— Begin —

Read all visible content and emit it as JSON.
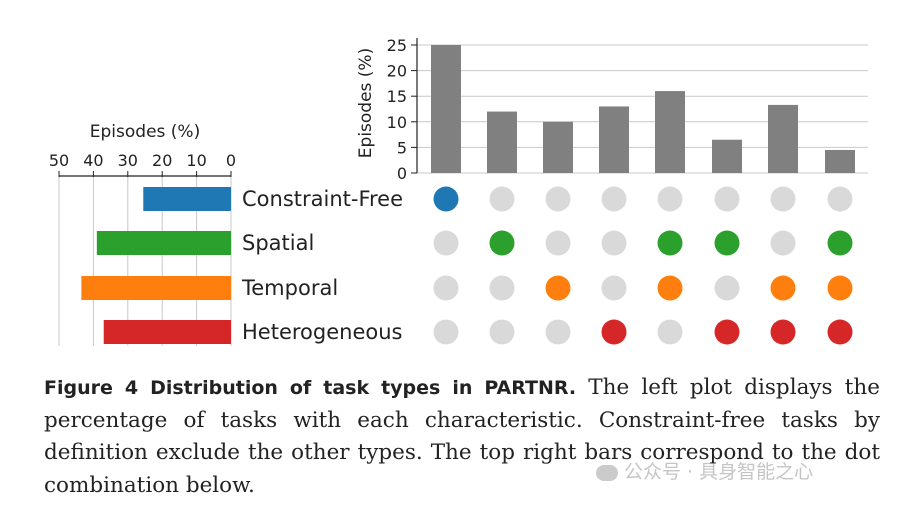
{
  "chart_data": [
    {
      "type": "bar",
      "orientation": "horizontal",
      "xlabel": "Episodes (%)",
      "xlim": [
        50,
        0
      ],
      "x_ticks": [
        "50",
        "40",
        "30",
        "20",
        "10",
        "0"
      ],
      "grid": true,
      "categories": [
        "Constraint-Free",
        "Spatial",
        "Temporal",
        "Heterogeneous"
      ],
      "values": [
        25.5,
        39,
        43.5,
        37
      ],
      "colors": [
        "#1f77b4",
        "#2ca02c",
        "#ff7f0e",
        "#d62728"
      ]
    },
    {
      "type": "bar",
      "ylabel": "Episodes (%)",
      "ylim": [
        0,
        26
      ],
      "y_ticks": [
        "0",
        "5",
        "10",
        "15",
        "20",
        "25"
      ],
      "grid": true,
      "values": [
        25,
        12,
        10,
        13,
        16,
        6.5,
        13.3,
        4.5
      ],
      "bar_color": "#808080"
    },
    {
      "type": "table",
      "description_of_rows": "dot matrix: rows are task types, columns match the top bars",
      "rows": [
        "Constraint-Free",
        "Spatial",
        "Temporal",
        "Heterogeneous"
      ],
      "matrix": [
        [
          1,
          0,
          0,
          0,
          0,
          0,
          0,
          0
        ],
        [
          0,
          1,
          0,
          0,
          1,
          1,
          0,
          1
        ],
        [
          0,
          0,
          1,
          0,
          1,
          0,
          1,
          1
        ],
        [
          0,
          0,
          0,
          1,
          0,
          1,
          1,
          1
        ]
      ],
      "inactive_color": "#d9d9d9"
    }
  ],
  "caption": {
    "label": "Figure 4  Distribution of task types in PARTNR.",
    "text": " The left plot displays the percentage of tasks with each characteristic. Constraint-free tasks by definition exclude the other types. The top right bars correspond to the dot combination below."
  },
  "watermark": "公众号 · 具身智能之心"
}
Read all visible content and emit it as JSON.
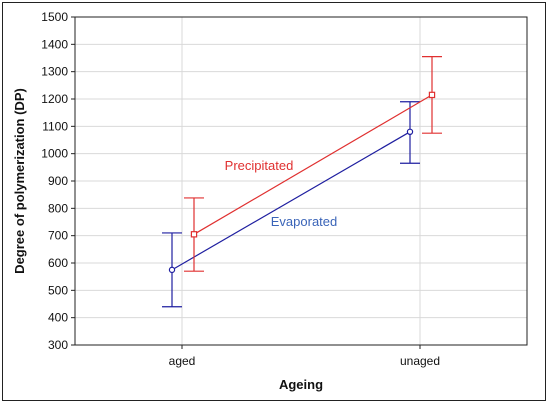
{
  "chart_data": {
    "type": "line",
    "title": "",
    "xlabel": "Ageing",
    "ylabel": "Degree of polymerization (DP)",
    "categories": [
      "aged",
      "unaged"
    ],
    "ylim": [
      300,
      1500
    ],
    "yticks": [
      300,
      400,
      500,
      600,
      700,
      800,
      900,
      1000,
      1100,
      1200,
      1300,
      1400,
      1500
    ],
    "grid": true,
    "series": [
      {
        "name": "Evaporated",
        "color": "#1f1fa0",
        "marker": "circle",
        "values": [
          575,
          1080
        ],
        "err_low": [
          440,
          965
        ],
        "err_high": [
          710,
          1190
        ]
      },
      {
        "name": "Precipitated",
        "color": "#e03030",
        "marker": "square",
        "values": [
          705,
          1215
        ],
        "err_low": [
          570,
          1075
        ],
        "err_high": [
          838,
          1355
        ]
      }
    ],
    "annotations": [
      {
        "text": "Precipitated",
        "color": "#e03030"
      },
      {
        "text": "Evaporated",
        "color": "#3a64b8"
      }
    ]
  }
}
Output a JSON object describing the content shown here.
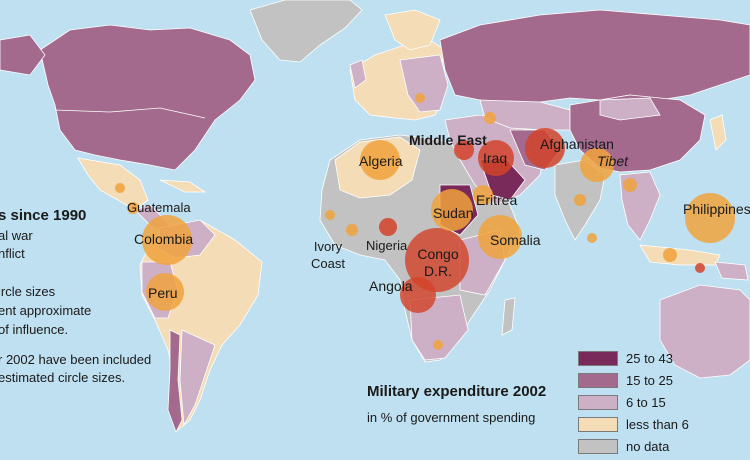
{
  "legend": {
    "title": "Military expenditure 2002",
    "subtitle": "in % of government spending",
    "items": [
      {
        "label": "25 to 43",
        "color": "#7a2a5a"
      },
      {
        "label": "15 to 25",
        "color": "#a36a8e"
      },
      {
        "label": "6 to 15",
        "color": "#cdb0c6"
      },
      {
        "label": "less than 6",
        "color": "#f3dcb6"
      },
      {
        "label": "no data",
        "color": "#c2c2c2"
      }
    ]
  },
  "conflicts_note": {
    "title": "s since 1990",
    "lines": [
      "al war",
      "nflict",
      "ircle sizes",
      "ent approximate",
      "of influence.",
      "r 2002 have been included",
      "estimated circle sizes."
    ]
  },
  "regions": {
    "guatemala": "Guatemala",
    "colombia": "Colombia",
    "peru": "Peru",
    "ivory_coast": "Ivory\nCoast",
    "algeria": "Algeria",
    "nigeria": "Nigeria",
    "congo": "Congo\nD.R.",
    "angola": "Angola",
    "sudan": "Sudan",
    "eritrea": "Eritrea",
    "somalia": "Somalia",
    "middle_east": "Middle East",
    "iraq": "Iraq",
    "afghanistan": "Afghanistan",
    "tibet": "Tibet",
    "philippines": "Philippines"
  },
  "colors": {
    "ocean": "#bfe0f0",
    "circle_orange": "#f0a23c",
    "circle_red": "#d2432a"
  }
}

— End —

== Job ==
Write out the full set of lines verbatim, without the pictures.

== Exercise response ==
Read all visible content and emit it as JSON.
{
  "chart_data": [
    {
      "type": "bar",
      "orientation": "horizontal",
      "xlabel": "Episodes (%)",
      "xlim": [
        50,
        0
      ],
      "x_ticks": [
        "50",
        "40",
        "30",
        "20",
        "10",
        "0"
      ],
      "grid": true,
      "categories": [
        "Constraint-Free",
        "Spatial",
        "Temporal",
        "Heterogeneous"
      ],
      "values": [
        25.5,
        39,
        43.5,
        37
      ],
      "colors": [
        "#1f77b4",
        "#2ca02c",
        "#ff7f0e",
        "#d62728"
      ]
    },
    {
      "type": "bar",
      "ylabel": "Episodes (%)",
      "ylim": [
        0,
        26
      ],
      "y_ticks": [
        "0",
        "5",
        "10",
        "15",
        "20",
        "25"
      ],
      "grid": true,
      "values": [
        25,
        12,
        10,
        13,
        16,
        6.5,
        13.3,
        4.5
      ],
      "bar_color": "#808080"
    },
    {
      "type": "table",
      "description_of_rows": "dot matrix: rows are task types, columns match the top bars",
      "rows": [
        "Constraint-Free",
        "Spatial",
        "Temporal",
        "Heterogeneous"
      ],
      "matrix": [
        [
          1,
          0,
          0,
          0,
          0,
          0,
          0,
          0
        ],
        [
          0,
          1,
          0,
          0,
          1,
          1,
          0,
          1
        ],
        [
          0,
          0,
          1,
          0,
          1,
          0,
          1,
          1
        ],
        [
          0,
          0,
          0,
          1,
          0,
          1,
          1,
          1
        ]
      ],
      "inactive_color": "#d9d9d9"
    }
  ],
  "caption": {
    "label": "Figure 4  Distribution of task types in PARTNR.",
    "text": " The left plot displays the percentage of tasks with each characteristic. Constraint-free tasks by definition exclude the other types. The top right bars correspond to the dot combination below."
  },
  "watermark": "公众号 · 具身智能之心"
}
Read all visible content and emit it as JSON.
{
  "chart_data": {
    "type": "line",
    "title": "",
    "xlabel": "Ageing",
    "ylabel": "Degree of polymerization (DP)",
    "categories": [
      "aged",
      "unaged"
    ],
    "ylim": [
      300,
      1500
    ],
    "yticks": [
      300,
      400,
      500,
      600,
      700,
      800,
      900,
      1000,
      1100,
      1200,
      1300,
      1400,
      1500
    ],
    "grid": true,
    "series": [
      {
        "name": "Evaporated",
        "color": "#1f1fa0",
        "marker": "circle",
        "values": [
          575,
          1080
        ],
        "err_low": [
          440,
          965
        ],
        "err_high": [
          710,
          1190
        ]
      },
      {
        "name": "Precipitated",
        "color": "#e03030",
        "marker": "square",
        "values": [
          705,
          1215
        ],
        "err_low": [
          570,
          1075
        ],
        "err_high": [
          838,
          1355
        ]
      }
    ],
    "annotations": [
      {
        "text": "Precipitated",
        "color": "#e03030"
      },
      {
        "text": "Evaporated",
        "color": "#3a64b8"
      }
    ]
  }
}
Output a JSON object describing the content shown here.
{
  "legend": {
    "title": "Military expenditure 2002",
    "subtitle": "in % of government spending",
    "items": [
      {
        "label": "25 to 43",
        "color": "#7a2a5a"
      },
      {
        "label": "15 to 25",
        "color": "#a36a8e"
      },
      {
        "label": "6 to 15",
        "color": "#cdb0c6"
      },
      {
        "label": "less than 6",
        "color": "#f3dcb6"
      },
      {
        "label": "no data",
        "color": "#c2c2c2"
      }
    ]
  },
  "conflicts_note": {
    "title": "s since 1990",
    "lines": [
      "al war",
      "nflict",
      "ircle sizes",
      "ent approximate",
      "of influence.",
      "r 2002 have been included",
      "estimated circle sizes."
    ]
  },
  "regions": {
    "guatemala": "Guatemala",
    "colombia": "Colombia",
    "peru": "Peru",
    "ivory_coast": "Ivory\nCoast",
    "algeria": "Algeria",
    "nigeria": "Nigeria",
    "congo": "Congo\nD.R.",
    "angola": "Angola",
    "sudan": "Sudan",
    "eritrea": "Eritrea",
    "somalia": "Somalia",
    "middle_east": "Middle East",
    "iraq": "Iraq",
    "afghanistan": "Afghanistan",
    "tibet": "Tibet",
    "philippines": "Philippines"
  },
  "colors": {
    "ocean": "#bfe0f0",
    "circle_orange": "#f0a23c",
    "circle_red": "#d2432a"
  }
}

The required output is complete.